**Work instructions**
Find the lines of data that contain the string "What", then list them.
◆ ◆ ◆
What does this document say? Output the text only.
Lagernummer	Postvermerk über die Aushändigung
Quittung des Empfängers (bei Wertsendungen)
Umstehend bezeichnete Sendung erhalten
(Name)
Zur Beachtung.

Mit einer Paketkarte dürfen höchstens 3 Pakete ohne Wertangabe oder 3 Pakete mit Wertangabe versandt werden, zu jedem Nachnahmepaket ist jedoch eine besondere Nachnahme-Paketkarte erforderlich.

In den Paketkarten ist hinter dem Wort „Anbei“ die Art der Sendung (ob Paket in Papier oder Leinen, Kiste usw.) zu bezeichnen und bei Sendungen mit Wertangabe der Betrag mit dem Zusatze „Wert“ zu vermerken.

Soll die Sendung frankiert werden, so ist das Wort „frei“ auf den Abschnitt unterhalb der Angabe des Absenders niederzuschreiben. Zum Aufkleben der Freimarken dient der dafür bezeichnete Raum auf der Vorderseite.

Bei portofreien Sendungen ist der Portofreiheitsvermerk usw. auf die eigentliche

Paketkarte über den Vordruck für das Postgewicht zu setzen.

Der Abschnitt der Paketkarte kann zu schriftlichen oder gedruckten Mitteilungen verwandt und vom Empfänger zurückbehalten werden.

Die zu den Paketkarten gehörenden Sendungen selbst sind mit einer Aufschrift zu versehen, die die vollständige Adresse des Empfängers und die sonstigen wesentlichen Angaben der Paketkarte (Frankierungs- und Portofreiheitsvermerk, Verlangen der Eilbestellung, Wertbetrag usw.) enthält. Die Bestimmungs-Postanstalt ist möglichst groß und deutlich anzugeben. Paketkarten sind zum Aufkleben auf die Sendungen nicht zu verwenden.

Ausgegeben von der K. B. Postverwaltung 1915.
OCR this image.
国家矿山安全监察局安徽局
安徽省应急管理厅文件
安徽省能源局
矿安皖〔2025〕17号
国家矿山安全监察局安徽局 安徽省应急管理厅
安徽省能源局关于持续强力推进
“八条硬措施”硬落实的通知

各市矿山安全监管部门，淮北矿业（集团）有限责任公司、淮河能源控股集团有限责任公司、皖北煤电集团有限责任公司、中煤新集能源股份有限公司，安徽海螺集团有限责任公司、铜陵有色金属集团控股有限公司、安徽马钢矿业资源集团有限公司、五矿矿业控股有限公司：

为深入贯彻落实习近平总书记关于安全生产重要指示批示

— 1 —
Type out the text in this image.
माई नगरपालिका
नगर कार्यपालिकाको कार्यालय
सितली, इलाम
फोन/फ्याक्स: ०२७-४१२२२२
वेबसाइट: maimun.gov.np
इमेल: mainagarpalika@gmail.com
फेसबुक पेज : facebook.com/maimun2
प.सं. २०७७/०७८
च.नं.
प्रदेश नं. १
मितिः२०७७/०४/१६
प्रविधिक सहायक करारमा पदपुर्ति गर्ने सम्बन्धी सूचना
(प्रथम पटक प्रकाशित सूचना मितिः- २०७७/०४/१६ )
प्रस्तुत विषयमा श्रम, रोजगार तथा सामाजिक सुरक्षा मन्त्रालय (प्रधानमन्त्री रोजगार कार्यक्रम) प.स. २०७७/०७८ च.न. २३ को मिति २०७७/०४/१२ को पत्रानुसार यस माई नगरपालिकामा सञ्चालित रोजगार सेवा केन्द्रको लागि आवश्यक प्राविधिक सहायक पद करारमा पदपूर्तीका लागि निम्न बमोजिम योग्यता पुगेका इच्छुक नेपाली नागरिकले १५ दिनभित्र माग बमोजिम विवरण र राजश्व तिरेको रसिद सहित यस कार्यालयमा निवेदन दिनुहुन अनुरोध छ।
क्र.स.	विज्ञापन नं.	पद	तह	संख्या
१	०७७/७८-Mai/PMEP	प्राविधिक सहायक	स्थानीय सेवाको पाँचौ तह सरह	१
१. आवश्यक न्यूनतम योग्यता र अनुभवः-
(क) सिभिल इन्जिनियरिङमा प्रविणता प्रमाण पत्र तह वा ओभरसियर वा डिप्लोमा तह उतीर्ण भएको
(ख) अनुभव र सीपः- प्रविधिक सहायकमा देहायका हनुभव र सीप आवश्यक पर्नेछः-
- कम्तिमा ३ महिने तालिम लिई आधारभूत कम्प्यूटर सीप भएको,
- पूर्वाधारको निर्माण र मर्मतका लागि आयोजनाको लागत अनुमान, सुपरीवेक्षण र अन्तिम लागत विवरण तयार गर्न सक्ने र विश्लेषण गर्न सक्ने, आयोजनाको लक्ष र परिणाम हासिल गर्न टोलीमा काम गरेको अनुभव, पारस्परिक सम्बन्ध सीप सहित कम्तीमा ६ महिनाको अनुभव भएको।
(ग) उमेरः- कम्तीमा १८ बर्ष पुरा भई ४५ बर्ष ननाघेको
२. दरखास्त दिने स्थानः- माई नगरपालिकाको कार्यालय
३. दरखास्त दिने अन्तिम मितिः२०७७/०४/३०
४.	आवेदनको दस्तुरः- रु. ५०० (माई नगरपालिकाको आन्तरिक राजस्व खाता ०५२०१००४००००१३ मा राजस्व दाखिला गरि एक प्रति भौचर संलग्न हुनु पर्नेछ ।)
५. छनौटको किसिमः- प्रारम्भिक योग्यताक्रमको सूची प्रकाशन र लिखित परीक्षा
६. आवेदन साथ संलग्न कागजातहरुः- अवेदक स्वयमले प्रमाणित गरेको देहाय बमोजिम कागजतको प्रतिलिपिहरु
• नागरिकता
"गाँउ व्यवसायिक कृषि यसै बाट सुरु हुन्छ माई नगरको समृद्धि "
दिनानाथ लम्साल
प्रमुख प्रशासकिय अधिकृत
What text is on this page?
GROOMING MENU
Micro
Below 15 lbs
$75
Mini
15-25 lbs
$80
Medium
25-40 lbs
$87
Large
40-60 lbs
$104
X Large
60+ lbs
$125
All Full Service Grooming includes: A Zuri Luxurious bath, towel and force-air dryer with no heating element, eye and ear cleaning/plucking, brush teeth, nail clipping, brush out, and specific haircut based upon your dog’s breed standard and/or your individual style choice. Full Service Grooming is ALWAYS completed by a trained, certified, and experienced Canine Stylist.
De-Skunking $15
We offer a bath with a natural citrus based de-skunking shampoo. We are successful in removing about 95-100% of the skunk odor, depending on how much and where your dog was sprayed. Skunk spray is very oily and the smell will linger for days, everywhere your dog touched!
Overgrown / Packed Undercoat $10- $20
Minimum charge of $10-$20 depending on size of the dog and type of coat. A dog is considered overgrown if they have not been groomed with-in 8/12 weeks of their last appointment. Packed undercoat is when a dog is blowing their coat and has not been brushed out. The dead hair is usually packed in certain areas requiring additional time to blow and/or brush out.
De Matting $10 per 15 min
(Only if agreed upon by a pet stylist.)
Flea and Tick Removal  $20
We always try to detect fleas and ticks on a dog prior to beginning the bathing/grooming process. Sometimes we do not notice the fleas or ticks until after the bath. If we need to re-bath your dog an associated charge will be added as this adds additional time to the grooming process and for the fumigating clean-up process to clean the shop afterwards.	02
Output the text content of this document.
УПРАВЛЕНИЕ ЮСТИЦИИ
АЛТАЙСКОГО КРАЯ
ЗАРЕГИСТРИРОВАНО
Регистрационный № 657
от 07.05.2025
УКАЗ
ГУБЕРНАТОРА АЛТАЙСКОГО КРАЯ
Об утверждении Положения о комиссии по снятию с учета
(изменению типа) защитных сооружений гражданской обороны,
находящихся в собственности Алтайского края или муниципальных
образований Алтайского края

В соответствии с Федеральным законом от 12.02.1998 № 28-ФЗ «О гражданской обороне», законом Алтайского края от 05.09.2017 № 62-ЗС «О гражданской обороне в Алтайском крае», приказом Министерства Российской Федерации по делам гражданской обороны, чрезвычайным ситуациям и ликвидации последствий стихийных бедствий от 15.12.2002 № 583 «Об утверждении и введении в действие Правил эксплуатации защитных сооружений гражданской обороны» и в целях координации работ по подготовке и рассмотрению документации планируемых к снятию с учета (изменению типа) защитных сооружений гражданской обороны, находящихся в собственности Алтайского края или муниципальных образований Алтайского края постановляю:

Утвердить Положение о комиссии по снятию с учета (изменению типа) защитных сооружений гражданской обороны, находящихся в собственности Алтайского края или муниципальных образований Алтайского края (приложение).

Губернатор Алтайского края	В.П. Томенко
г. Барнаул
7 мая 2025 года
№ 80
◆ ◆ ◆
**Response**
What does this document say? Output the text only.
What text is on this page?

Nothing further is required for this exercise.